⟨

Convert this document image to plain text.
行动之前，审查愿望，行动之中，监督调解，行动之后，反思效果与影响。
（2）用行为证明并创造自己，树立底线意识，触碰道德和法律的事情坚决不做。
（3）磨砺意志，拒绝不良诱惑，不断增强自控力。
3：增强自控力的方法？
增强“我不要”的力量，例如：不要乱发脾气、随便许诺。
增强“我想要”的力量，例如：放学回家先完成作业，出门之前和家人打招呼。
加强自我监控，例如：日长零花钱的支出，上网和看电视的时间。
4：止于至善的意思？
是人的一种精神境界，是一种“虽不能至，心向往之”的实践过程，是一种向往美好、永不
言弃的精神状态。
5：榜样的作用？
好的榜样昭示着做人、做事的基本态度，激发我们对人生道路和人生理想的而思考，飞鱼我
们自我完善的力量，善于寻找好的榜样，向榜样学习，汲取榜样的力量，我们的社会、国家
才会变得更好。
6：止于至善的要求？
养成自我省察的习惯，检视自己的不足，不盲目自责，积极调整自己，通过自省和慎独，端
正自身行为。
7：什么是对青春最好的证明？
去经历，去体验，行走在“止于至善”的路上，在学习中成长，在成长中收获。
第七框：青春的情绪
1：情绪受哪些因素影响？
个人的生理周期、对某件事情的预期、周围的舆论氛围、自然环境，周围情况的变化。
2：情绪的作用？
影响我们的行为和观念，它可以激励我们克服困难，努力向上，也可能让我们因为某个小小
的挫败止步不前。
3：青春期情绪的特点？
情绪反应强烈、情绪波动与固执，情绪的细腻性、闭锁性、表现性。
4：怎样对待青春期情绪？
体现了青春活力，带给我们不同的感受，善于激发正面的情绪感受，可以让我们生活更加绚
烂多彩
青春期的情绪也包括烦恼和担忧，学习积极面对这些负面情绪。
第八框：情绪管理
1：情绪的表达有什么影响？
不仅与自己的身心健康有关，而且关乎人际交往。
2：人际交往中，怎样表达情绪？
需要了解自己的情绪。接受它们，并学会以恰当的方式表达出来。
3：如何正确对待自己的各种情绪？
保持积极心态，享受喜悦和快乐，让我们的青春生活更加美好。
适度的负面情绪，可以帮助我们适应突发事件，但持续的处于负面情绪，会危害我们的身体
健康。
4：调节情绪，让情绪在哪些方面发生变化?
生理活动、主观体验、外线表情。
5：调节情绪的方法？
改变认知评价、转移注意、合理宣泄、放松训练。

⟩

> [What is expected] Repeat the entries shown above, every one, word for word.

> [Task result]
Convert this document image to plain text.
行动之前，审查愿望，行动之中，监督调解，行动之后，反思效果与影响。
（2）用行为证明并创造自己，树立底线意识，触碰道德和法律的事情坚决不做。
（3）磨砺意志，拒绝不良诱惑，不断增强自控力。
3：增强自控力的方法？
增强“我不要”的力量，例如：不要乱发脾气、随便许诺。
增强“我想要”的力量，例如：放学回家先完成作业，出门之前和家人打招呼。
加强自我监控，例如：日长零花钱的支出，上网和看电视的时间。
4：止于至善的意思？
是人的一种精神境界，是一种“虽不能至，心向往之”的实践过程，是一种向往美好、永不
言弃的精神状态。
5：榜样的作用？
好的榜样昭示着做人、做事的基本态度，激发我们对人生道路和人生理想的而思考，飞鱼我
们自我完善的力量，善于寻找好的榜样，向榜样学习，汲取榜样的力量，我们的社会、国家
才会变得更好。
6：止于至善的要求？
养成自我省察的习惯，检视自己的不足，不盲目自责，积极调整自己，通过自省和慎独，端
正自身行为。
7：什么是对青春最好的证明？
去经历，去体验，行走在“止于至善”的路上，在学习中成长，在成长中收获。
第七框：青春的情绪
1：情绪受哪些因素影响？
个人的生理周期、对某件事情的预期、周围的舆论氛围、自然环境，周围情况的变化。
2：情绪的作用？
影响我们的行为和观念，它可以激励我们克服困难，努力向上，也可能让我们因为某个小小
的挫败止步不前。
3：青春期情绪的特点？
情绪反应强烈、情绪波动与固执，情绪的细腻性、闭锁性、表现性。
4：怎样对待青春期情绪？
体现了青春活力，带给我们不同的感受，善于激发正面的情绪感受，可以让我们生活更加绚
烂多彩
青春期的情绪也包括烦恼和担忧，学习积极面对这些负面情绪。
第八框：情绪管理
1：情绪的表达有什么影响？
不仅与自己的身心健康有关，而且关乎人际交往。
2：人际交往中，怎样表达情绪？
需要了解自己的情绪。接受它们，并学会以恰当的方式表达出来。
3：如何正确对待自己的各种情绪？
保持积极心态，享受喜悦和快乐，让我们的青春生活更加美好。
适度的负面情绪，可以帮助我们适应突发事件，但持续的处于负面情绪，会危害我们的身体
健康。
4：调节情绪，让情绪在哪些方面发生变化?
生理活动、主观体验、外线表情。
5：调节情绪的方法？
改变认知评价、转移注意、合理宣泄、放松训练。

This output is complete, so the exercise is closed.